Problem to solve :: Where the word "Armstrong" occurs in a line, return that line.

Records for processing ::

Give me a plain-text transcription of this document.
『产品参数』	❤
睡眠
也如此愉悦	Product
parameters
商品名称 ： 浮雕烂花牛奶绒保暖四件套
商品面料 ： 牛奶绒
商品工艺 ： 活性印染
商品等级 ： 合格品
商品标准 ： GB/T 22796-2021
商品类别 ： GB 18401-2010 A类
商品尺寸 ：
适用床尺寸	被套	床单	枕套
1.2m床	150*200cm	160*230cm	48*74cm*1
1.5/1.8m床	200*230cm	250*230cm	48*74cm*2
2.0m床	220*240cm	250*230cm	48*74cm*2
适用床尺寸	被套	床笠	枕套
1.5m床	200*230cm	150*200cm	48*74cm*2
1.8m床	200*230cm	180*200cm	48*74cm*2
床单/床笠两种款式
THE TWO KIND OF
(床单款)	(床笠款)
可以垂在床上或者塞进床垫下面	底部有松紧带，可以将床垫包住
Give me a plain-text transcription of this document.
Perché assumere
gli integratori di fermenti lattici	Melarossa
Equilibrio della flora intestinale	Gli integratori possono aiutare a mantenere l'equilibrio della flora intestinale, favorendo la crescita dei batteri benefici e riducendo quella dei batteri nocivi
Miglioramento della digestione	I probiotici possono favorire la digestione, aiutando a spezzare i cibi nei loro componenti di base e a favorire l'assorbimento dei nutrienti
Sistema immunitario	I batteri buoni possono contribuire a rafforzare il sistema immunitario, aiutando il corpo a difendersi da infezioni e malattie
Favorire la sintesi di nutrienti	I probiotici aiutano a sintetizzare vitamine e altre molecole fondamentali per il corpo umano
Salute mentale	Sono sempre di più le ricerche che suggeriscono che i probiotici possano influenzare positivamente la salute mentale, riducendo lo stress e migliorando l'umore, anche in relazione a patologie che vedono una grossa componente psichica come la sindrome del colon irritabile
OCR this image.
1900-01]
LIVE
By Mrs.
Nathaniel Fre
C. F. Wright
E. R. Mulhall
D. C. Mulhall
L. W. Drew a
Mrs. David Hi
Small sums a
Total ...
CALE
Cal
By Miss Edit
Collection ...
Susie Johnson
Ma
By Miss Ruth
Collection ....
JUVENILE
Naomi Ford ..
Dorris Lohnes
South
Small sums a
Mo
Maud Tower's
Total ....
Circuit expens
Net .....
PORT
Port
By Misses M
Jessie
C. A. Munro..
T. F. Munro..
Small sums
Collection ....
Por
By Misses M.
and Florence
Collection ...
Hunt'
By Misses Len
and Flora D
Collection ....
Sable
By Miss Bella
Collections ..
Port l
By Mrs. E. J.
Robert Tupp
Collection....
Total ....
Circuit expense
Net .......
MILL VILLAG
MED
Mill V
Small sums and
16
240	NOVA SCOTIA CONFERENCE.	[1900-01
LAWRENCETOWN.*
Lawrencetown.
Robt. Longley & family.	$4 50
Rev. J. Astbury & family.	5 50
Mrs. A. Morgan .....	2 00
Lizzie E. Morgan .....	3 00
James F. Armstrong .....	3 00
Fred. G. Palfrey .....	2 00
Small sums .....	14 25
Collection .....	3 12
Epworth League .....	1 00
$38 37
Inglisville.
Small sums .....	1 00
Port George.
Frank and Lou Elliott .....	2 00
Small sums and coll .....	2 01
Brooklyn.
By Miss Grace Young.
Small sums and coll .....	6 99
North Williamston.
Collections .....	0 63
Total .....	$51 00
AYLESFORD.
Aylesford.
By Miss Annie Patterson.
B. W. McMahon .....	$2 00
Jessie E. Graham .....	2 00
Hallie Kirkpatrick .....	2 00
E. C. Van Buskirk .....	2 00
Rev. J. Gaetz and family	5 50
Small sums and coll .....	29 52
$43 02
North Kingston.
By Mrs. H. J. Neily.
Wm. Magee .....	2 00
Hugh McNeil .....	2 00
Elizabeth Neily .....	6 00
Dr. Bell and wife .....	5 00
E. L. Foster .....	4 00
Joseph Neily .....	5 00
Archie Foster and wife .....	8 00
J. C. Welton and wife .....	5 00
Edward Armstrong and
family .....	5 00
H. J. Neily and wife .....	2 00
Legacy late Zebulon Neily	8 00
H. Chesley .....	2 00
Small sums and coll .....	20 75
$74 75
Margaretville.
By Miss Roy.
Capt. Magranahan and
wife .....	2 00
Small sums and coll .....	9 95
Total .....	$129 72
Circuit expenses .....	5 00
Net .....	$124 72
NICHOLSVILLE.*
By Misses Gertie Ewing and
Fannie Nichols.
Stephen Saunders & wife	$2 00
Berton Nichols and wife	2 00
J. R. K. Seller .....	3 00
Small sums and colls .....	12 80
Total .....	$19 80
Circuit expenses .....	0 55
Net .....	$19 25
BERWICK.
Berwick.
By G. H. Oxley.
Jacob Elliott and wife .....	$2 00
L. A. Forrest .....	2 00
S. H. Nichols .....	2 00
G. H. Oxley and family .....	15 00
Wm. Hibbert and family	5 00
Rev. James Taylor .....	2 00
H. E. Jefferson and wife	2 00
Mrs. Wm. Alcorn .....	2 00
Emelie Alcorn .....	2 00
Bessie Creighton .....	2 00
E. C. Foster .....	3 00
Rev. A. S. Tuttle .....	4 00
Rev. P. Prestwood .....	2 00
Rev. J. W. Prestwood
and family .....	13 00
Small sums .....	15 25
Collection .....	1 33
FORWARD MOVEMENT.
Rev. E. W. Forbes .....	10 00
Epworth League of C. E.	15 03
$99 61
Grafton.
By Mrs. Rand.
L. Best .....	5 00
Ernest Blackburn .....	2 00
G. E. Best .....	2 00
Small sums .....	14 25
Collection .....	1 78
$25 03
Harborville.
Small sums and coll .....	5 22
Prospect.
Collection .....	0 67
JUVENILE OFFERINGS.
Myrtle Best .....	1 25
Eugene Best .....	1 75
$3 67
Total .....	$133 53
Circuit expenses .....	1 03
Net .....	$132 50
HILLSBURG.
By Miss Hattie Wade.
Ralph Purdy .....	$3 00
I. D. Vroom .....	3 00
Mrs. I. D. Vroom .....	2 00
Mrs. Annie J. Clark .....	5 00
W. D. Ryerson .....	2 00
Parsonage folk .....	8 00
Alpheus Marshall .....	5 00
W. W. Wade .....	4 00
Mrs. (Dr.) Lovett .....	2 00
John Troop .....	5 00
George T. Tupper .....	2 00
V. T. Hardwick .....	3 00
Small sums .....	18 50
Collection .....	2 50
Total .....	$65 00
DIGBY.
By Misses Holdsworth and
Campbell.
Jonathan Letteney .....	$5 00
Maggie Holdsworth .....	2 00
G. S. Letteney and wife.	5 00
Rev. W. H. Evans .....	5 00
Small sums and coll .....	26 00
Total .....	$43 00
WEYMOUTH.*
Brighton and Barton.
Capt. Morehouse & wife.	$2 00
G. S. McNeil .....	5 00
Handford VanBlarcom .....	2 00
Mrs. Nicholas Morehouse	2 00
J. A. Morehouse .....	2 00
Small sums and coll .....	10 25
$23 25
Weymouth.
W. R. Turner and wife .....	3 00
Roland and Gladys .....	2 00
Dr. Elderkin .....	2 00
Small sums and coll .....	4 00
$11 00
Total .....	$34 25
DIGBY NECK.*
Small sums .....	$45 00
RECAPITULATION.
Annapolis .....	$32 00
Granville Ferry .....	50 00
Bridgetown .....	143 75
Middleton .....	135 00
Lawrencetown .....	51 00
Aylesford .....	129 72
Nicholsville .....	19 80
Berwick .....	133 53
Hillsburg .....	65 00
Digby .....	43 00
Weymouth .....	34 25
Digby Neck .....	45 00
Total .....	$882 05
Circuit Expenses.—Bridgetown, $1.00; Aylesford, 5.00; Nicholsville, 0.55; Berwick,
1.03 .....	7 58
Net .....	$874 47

Response below ::
James F. Armstrong .....	3 00
Edward Armstrong and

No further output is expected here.